***** ENTRIES PROVIDED *****

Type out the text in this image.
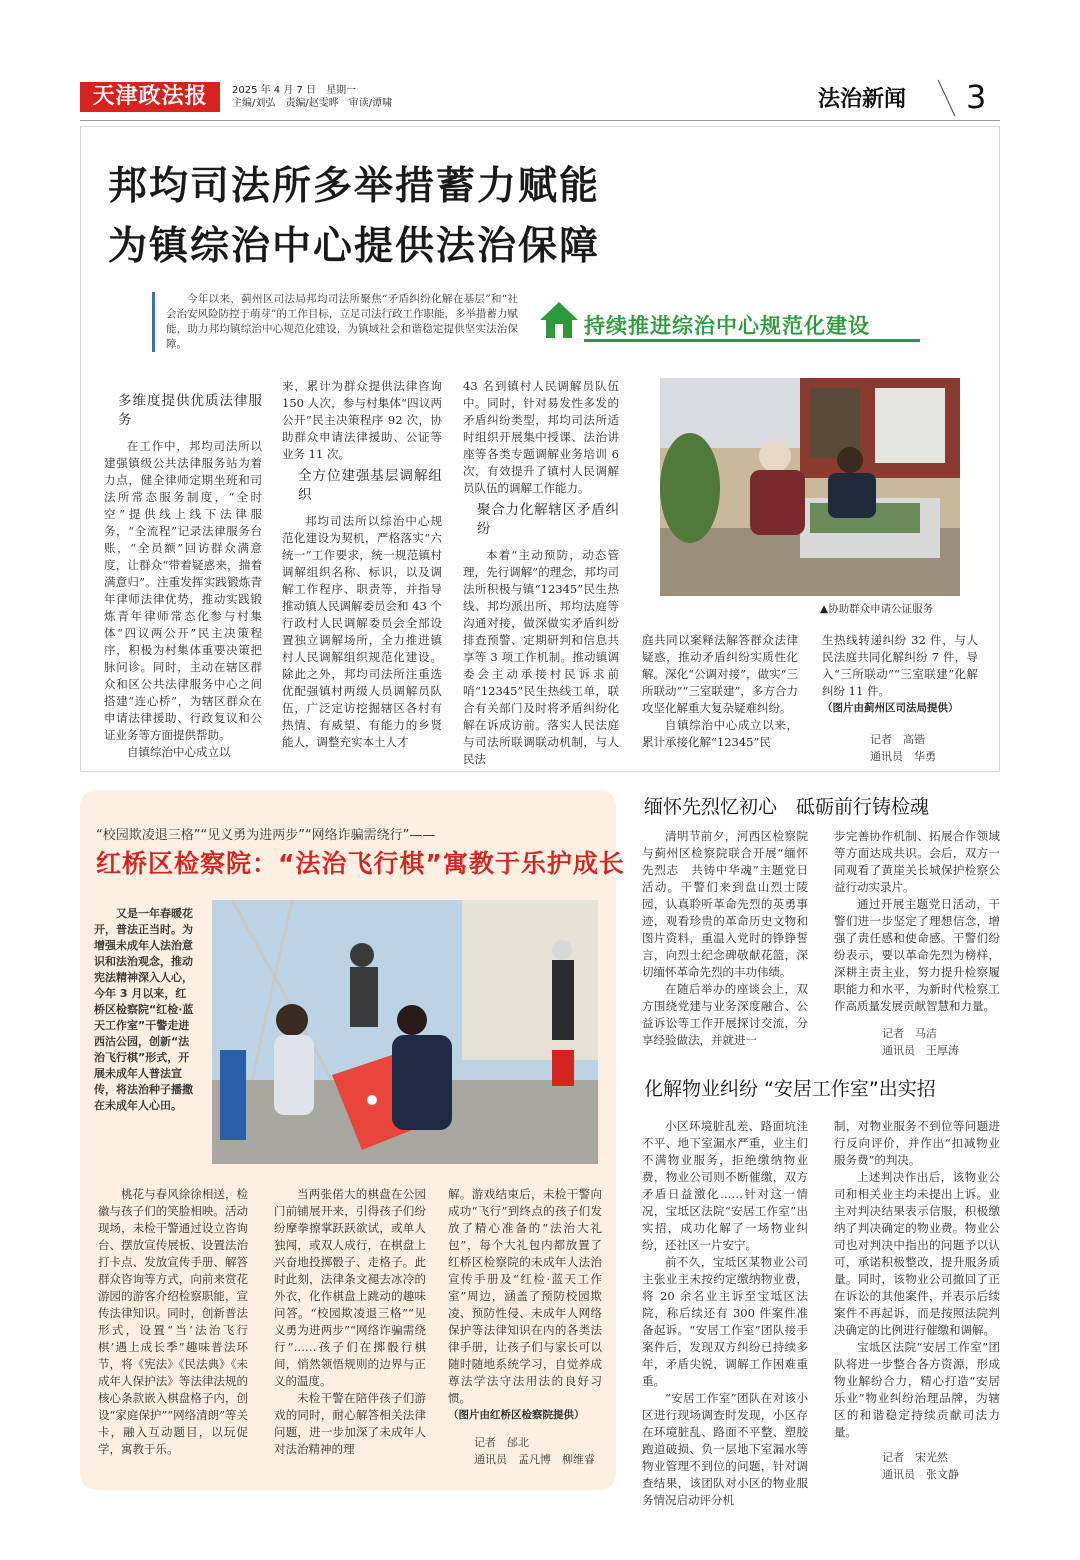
天津政法报	2025 年 4 月 7 日　星期一
主编/刘弘　责编/赵雯晔　审读/谭啸	法治新闻 3
邦均司法所多举措蓄力赋能
为镇综治中心提供法治保障
今年以来，蓟州区司法局邦均司法所聚焦“矛盾纠纷化解在基层”和“社会治安风险防控于萌芽”的工作目标，立足司法行政工作职能，多举措蓄力赋能，助力邦均镇综治中心规范化建设，为镇域社会和谐稳定提供坚实法治保障。
持续推进综治中心规范化建设
多维度提供优质法律服务

在工作中，邦均司法所以建强镇级公共法律服务站为着力点，健全律师定期坐班和司法所常态服务制度，“全时空”提供线上线下法律服务，“全流程”记录法律服务台账，“全员额”回访群众满意度，让群众“带着疑惑来，揣着满意归”。注重发挥实践锻炼青年律师法律优势，推动实践锻炼青年律师常态化参与村集体“四议两公开”民主决策程序，积极为村集体重要决策把脉问诊。同时，主动在辖区群众和区公共法律服务中心之间搭建“连心桥”，为辖区群众在申请法律援助、行政复议和公证业务等方面提供帮助。

自镇综治中心成立以

来，累计为群众提供法律咨询 150 人次，参与村集体“四议两公开”民主决策程序 92 次，协助群众申请法律援助、公证等业务 11 次。

全方位建强基层调解组织

邦均司法所以综治中心规范化建设为契机，严格落实“六统一”工作要求，统一规范镇村调解组织名称、标识，以及调解工作程序、职责等，并指导推动镇人民调解委员会和 43 个行政村人民调解委员会全部设置独立调解场所，全力推进镇村人民调解组织规范化建设。除此之外，邦均司法所注重选优配强镇村两级人员调解员队伍，广泛定访挖掘辖区各村有热情、有威望、有能力的乡贤能人，调整充实本土人才

43 名到镇村人民调解员队伍中。同时，针对易发性多发的矛盾纠纷类型，邦均司法所适时组织开展集中授课、法治讲座等各类专题调解业务培训 6 次，有效提升了镇村人民调解员队伍的调解工作能力。

聚合力化解辖区矛盾纠纷

本着“主动预防，动态管理，先行调解”的理念，邦均司法所积极与镇“12345”民生热线、邦均派出所、邦均法庭等沟通对接，做深做实矛盾纠纷排查预警、定期研判和信息共享等 3 项工作机制。推动镇调委会主动承接村民诉求前哨“12345”民生热线工单，联合有关部门及时将矛盾纠纷化解在诉成访前。落实人民法庭与司法所联调联动机制，与人民法

▲协助群众申请公证服务

庭共同以案释法解答群众法律疑惑，推动矛盾纠纷实质性化解。深化“公调对接”，做实“三所联动”“三室联建”，多方合力攻坚化解重大复杂疑难纠纷。

自镇综治中心成立以来，累计承接化解“12345”民

生热线转递纠纷 32 件，与人民法庭共同化解纠纷 7 件，导入“三所联动”“三室联建”化解纠纷 11 件。

（图片由蓟州区司法局提供）

记者　高锴
通讯员　华勇
“校园欺凌退三格”“见义勇为进两步”“网络诈骗需绕行”——
红桥区检察院：“法治飞行棋”寓教于乐护成长
又是一年春暖花开，普法正当时。为增强未成年人法治意识和法治观念，推动宪法精神深入人心，今年 3 月以来，红桥区检察院“红检·蓝天工作室”干警走进西沽公园，创新“法治飞行棋”形式，开展未成年人普法宣传，将法治种子播撒在未成年人心田。

桃花与春风徐徐相送，检徽与孩子们的笑脸相映。活动现场，未检干警通过设立咨询台、摆放宣传展板、设置法治打卡点、发放宣传手册、解答群众咨询等方式，向前来赏花游园的游客介绍检察职能，宣传法律知识。同时，创新普法形式，设置“当‘法治飞行棋’遇上成长季”趣味普法环节，将《宪法》《民法典》《未成年人保护法》等法律法规的核心条款嵌入棋盘格子内，创设“家庭保护”“网络清朗”等关卡，融入互动题目，以玩促学，寓教于乐。

当两张偌大的棋盘在公园门前铺展开来，引得孩子们纷纷摩拳擦掌跃跃欲试，或单人独闯，或双人成行，在棋盘上兴奋地投掷骰子、走格子。此时此刻，法律条文褪去冰冷的外衣，化作棋盘上跳动的趣味问答。“校园欺凌退三格”“见义勇为进两步”“网络诈骗需绕行”……孩子们在掷骰行棋间，悄然领悟规则的边界与正义的温度。

未检干警在陪伴孩子们游戏的同时，耐心解答相关法律问题，进一步加深了未成年人对法治精神的理

解。游戏结束后，未检干警向成功“飞行”到终点的孩子们发放了精心准备的“法治大礼包”，每个大礼包内都放置了红桥区检察院的未成年人法治宣传手册及“红检·蓝天工作室”周边，涵盖了预防校园欺凌、预防性侵、未成年人网络保护等法律知识在内的各类法律手册，让孩子们与家长可以随时随地系统学习，自觉养成尊法学法守法用法的良好习惯。

（图片由红桥区检察院提供）

记者　邰北
通讯员　孟凡博　柳维睿
缅怀先烈忆初心　砥砺前行铸检魂

清明节前夕，河西区检察院与蓟州区检察院联合开展“缅怀先烈志　共铸中华魂”主题党日活动。干警们来到盘山烈士陵园，认真聆听革命先烈的英勇事迹，观看珍贵的革命历史文物和图片资料，重温入党时的铮铮誓言，向烈士纪念碑敬献花篮，深切缅怀革命先烈的丰功伟绩。

在随后举办的座谈会上，双方围绕党建与业务深度融合、公益诉讼等工作开展探讨交流，分享经验做法，并就进一

步完善协作机制、拓展合作领域等方面达成共识。会后，双方一同观看了黄崖关长城保护检察公益行动实录片。

通过开展主题党日活动，干警们进一步坚定了理想信念，增强了责任感和使命感。干警们纷纷表示，要以革命先烈为榜样，深耕主责主业，努力提升检察履职能力和水平，为新时代检察工作高质量发展贡献智慧和力量。

记者　马洁
通讯员　王厚涛
化解物业纠纷 “安居工作室”出实招

小区环境脏乱差、路面坑洼不平、地下室漏水严重，业主们不满物业服务，拒绝缴纳物业费，物业公司则不断催缴，双方矛盾日益激化……针对这一情况，宝坻区法院“安居工作室”出实招，成功化解了一场物业纠纷，还社区一片安宁。

前不久，宝坻区某物业公司主张业主未按约定缴纳物业费，将 20 余名业主诉至宝坻区法院，称后续还有 300 件案件准备起诉。“安居工作室”团队接手案件后，发现双方纠纷已持续多年，矛盾尖锐，调解工作困难重重。

“安居工作室”团队在对该小区进行现场调查时发现，小区存在环境脏乱、路面不平整、塑胶跑道破损、负一层地下室漏水等物业管理不到位的问题，针对调查结果，该团队对小区的物业服务情况启动评分机

制，对物业服务不到位等问题进行反向评价，并作出“扣减物业服务费”的判决。

上述判决作出后，该物业公司和相关业主均未提出上诉。业主对判决结果表示信服，积极缴纳了判决确定的物业费。物业公司也对判决中指出的问题予以认可，承诺积极整改，提升服务质量。同时，该物业公司撤回了正在诉讼的其他案件，并表示后续案件不再起诉，而是按照法院判决确定的比例进行催缴和调解。

宝坻区法院“安居工作室”团队将进一步整合各方资源，形成物业解纷合力，精心打造“安居乐业”物业纠纷治理品牌，为辖区的和谐稳定持续贡献司法力量。

记者　宋光然
通讯员　张文静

*****

_STATED GOAL_
Work out how many lines above contain the word "校园欺凌退三格". Give only the number.

_RESULT_
2